__Texto__
• • •

O Congresso Nacional pode aprovar mudanças no Simples que trarão benefícios para os Corretores de Seguros que aderiram a esse regime. A base das alterações é o projeto de lei que atualiza os limites de faturamento das empresas que estão no Simples Nacional, o qual foi tema de debate realizado no final da semana passada.
Na ocasião, o relator da proposta, Jorge Goetten (Republicanos-SC), rebateu o argumento do Ministério da Fazenda segundo o qual a correção dos limites do Simples custará R$ 50 bilhões por ano em perda de arrecadação. “Não é correção, é atualização. Nós temos que mudar a nossa narrativa. Não tem impacto. Quem tem que fazer, se tem impacto, é a equipe econômica que faça. Porque no nosso entendimento não tem impacto, tem é justiça”, disse o parlamentar, segundo a Agência Câmara.
O relator defendeu o reajuste automático dos limites do Simples de acordo com a variação do IPCA (Índice Nacional de Preços ao Consumidor Amplo), que sinaliza a inflação “oficial” do Brasil.
No seminário promovido pela comissão especial que analisa a correção no Simples Nacional, várias entidades empresariais presentes pediram a correção imediata dos tetos de faturamento para microempreendedores individuais (MEIs) e empresas do Simples, sem ajuste há dez anos.

• • •

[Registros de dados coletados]
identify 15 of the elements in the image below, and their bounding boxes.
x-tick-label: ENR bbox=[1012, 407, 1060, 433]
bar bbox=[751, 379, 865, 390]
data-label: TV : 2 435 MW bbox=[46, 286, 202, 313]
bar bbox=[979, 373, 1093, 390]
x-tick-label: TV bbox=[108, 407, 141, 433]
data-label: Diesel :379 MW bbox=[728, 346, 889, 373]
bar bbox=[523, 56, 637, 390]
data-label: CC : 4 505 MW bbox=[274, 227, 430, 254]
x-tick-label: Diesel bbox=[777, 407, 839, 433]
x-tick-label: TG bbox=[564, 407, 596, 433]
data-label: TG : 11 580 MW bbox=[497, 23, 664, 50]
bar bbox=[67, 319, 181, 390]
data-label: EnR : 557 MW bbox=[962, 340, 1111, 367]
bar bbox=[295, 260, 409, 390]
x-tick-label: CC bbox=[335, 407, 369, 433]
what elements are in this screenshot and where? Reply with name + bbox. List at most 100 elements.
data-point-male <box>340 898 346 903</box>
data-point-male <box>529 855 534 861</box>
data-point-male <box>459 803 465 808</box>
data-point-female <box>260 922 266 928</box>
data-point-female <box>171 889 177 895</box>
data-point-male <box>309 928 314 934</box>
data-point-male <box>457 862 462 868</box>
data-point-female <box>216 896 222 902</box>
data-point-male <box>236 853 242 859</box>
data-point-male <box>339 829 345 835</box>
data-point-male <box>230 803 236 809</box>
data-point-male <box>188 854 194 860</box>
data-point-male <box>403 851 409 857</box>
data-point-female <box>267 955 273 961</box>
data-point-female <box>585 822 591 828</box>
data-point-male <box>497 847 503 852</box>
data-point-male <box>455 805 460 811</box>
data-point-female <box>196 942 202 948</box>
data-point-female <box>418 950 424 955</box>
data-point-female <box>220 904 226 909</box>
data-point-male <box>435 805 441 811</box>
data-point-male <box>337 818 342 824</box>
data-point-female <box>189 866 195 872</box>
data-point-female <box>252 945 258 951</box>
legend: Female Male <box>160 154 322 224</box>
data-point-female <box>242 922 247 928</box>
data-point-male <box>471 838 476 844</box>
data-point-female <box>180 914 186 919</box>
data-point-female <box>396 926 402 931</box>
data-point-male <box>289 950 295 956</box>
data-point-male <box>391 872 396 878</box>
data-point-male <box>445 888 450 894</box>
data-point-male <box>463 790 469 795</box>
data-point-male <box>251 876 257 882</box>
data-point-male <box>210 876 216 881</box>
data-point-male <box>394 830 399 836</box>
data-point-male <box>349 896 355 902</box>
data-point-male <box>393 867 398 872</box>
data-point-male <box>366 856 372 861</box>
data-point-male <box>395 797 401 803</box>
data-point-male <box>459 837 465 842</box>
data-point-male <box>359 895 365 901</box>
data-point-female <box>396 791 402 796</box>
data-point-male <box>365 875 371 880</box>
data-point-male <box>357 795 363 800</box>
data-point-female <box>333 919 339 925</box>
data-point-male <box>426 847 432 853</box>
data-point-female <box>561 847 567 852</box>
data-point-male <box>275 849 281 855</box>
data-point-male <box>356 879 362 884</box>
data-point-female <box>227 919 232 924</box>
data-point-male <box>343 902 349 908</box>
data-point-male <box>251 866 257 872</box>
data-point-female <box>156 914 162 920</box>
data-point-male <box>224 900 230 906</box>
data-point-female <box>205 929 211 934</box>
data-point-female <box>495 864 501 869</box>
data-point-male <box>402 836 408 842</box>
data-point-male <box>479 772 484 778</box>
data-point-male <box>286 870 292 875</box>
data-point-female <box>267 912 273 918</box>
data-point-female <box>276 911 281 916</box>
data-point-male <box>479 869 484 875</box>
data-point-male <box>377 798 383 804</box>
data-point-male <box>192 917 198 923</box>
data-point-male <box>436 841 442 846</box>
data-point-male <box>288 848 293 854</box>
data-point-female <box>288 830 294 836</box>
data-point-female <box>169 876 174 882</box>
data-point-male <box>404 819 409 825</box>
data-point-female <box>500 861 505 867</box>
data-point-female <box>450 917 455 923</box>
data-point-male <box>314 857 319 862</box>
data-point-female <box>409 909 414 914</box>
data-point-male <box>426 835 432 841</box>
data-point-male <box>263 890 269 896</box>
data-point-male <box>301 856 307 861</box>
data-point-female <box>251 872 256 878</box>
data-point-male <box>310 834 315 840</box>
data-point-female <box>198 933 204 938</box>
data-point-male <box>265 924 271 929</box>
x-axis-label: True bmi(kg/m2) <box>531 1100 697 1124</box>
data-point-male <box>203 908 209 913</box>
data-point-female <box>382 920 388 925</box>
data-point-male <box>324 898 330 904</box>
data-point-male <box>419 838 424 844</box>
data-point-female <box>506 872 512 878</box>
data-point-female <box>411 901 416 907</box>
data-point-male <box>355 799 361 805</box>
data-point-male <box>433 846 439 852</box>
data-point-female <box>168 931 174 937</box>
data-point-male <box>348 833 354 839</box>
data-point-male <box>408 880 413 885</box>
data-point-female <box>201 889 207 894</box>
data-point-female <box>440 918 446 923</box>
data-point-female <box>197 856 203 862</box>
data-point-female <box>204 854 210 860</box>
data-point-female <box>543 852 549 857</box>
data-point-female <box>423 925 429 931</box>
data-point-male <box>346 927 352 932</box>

• • •

__Tarefa 1__
Reescreva o texto sobre as mudanças no Simples Nacional de "O Congresso Nacional" até "da semana passada.", inclusive, trocando "Congresso Nacional" por "Parlamento brasileiro".
__Tarefa 2__
Segundo o Ministério da Fazenda, qual seria a perda anual de arrecadação com a correção dos limites do Simples?
__Tarefa 3__
Resuma o texto sobre as mudanças no Simples Nacional em duas frases.

__Solução detalhada 1__
O Parlamento brasileiro pode aprovar mudanças no Simples que trarão benefícios para os Corretores de Seguros que aderiram a esse regime. A base das alterações é o projeto de lei que atualiza os limites de faturamento das empresas que estão no Simples Nacional, o qual foi tema de debate realizado no final da semana passada.

__Solução detalhada 2__
R$ 50 bilhões por ano.

__Solução detalhada 3__
O Congresso Nacional pode aprovar um projeto de lei que atualiza os limites de faturamento do Simples Nacional e pode beneficiar os corretores de seguros que aderiram a esse regime. O relator Jorge Goetten negou o impacto de R$ 50 bilhões por ano na arrecadação apontado pelo Ministério da Fazenda e defendeu o reajuste automático pelo IPCA, enquanto entidades empresariais pediram a correção imediata dos tetos, sem ajuste há dez anos.